- [DATA SECTION]:

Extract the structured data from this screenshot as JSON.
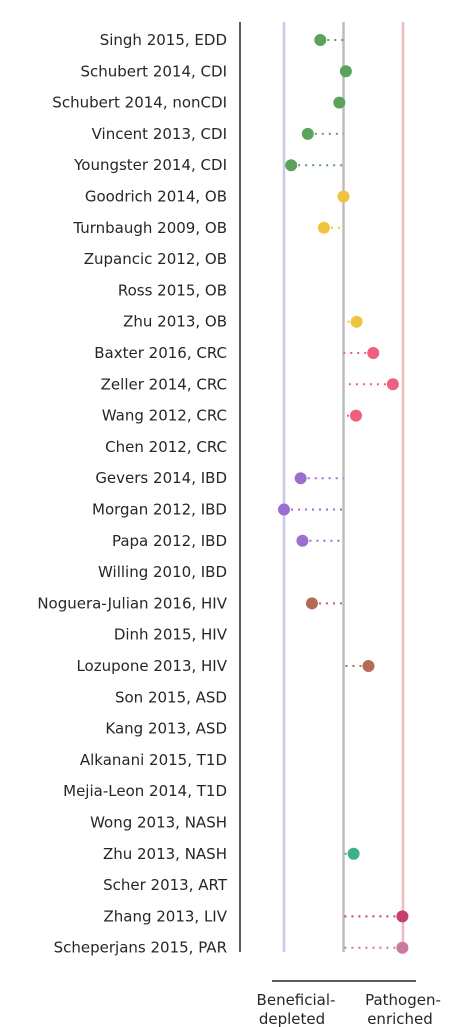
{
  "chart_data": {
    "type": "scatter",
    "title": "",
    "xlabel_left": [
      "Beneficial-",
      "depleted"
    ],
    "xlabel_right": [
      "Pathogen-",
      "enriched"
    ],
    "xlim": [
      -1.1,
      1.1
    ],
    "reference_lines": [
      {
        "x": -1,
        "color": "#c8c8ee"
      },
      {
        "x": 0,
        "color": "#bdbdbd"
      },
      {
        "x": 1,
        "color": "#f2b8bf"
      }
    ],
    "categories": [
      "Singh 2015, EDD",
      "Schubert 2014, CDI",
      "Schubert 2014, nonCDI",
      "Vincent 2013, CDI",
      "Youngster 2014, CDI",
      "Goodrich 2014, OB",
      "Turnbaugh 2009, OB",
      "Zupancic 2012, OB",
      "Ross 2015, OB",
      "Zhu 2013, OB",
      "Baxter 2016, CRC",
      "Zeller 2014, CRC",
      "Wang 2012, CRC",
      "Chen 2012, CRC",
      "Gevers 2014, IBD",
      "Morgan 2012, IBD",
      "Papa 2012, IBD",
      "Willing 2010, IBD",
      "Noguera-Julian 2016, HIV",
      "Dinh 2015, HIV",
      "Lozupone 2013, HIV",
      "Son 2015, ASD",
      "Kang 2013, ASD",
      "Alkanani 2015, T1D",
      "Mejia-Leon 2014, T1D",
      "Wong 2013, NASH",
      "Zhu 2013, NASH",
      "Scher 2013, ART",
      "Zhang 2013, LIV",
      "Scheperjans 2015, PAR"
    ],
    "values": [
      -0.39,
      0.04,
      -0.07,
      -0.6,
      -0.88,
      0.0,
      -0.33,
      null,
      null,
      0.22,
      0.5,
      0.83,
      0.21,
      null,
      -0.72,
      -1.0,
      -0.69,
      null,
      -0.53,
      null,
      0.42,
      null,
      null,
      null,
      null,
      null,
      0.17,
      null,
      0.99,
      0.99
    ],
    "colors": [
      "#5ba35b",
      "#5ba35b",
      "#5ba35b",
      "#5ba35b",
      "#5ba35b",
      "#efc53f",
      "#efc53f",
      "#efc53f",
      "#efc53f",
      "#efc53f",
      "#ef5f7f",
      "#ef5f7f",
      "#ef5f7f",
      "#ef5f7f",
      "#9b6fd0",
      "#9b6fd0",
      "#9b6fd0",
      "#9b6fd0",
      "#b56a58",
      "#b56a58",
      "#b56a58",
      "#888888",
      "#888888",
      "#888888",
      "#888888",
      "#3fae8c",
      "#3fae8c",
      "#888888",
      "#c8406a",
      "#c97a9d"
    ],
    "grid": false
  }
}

--

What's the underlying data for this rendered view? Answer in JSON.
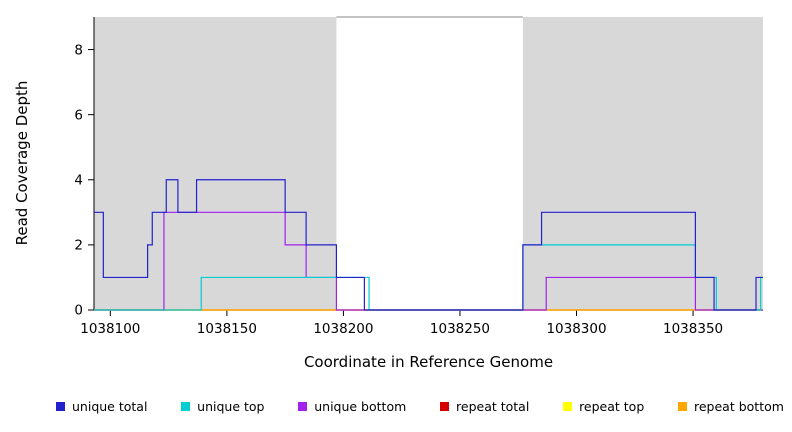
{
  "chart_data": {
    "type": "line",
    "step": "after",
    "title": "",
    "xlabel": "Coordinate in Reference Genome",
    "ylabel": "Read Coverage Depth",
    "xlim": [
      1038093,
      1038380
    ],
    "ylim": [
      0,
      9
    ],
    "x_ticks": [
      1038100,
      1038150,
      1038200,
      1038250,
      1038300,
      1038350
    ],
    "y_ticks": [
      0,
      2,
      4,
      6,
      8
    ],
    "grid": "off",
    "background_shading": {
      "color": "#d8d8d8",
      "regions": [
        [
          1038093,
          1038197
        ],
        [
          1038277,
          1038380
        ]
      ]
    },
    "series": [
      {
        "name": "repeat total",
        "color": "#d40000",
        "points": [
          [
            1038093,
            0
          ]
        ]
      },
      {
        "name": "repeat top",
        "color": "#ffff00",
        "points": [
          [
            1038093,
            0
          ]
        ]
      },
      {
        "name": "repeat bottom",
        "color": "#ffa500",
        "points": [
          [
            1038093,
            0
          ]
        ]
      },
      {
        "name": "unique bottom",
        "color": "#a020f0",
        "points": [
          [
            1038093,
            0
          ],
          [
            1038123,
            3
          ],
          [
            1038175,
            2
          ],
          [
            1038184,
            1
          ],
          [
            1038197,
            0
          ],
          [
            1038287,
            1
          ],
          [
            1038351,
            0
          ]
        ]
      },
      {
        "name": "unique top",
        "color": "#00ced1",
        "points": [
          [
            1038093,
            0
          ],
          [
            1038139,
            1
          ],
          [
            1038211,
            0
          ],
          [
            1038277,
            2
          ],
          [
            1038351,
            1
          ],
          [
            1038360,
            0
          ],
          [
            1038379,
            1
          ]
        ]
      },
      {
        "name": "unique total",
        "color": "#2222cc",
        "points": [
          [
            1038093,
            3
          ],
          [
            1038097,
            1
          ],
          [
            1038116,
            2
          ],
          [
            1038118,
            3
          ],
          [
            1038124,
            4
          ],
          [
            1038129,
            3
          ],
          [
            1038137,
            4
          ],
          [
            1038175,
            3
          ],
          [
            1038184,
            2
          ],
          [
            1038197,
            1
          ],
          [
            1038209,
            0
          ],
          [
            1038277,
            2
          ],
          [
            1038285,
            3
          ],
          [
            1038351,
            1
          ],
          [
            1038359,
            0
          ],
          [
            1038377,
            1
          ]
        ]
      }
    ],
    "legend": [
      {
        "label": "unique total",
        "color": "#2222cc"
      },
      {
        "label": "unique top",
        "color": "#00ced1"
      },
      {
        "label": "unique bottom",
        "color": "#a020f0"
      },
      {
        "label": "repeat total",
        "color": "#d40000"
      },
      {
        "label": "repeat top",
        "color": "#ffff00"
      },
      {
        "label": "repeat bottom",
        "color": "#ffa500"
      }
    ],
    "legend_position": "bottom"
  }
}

- [EXERCISE DIRECTIONS]: Within the listing above, count the lines that contain the string "repeat". Give only the number.

- [SOLUTION]: 6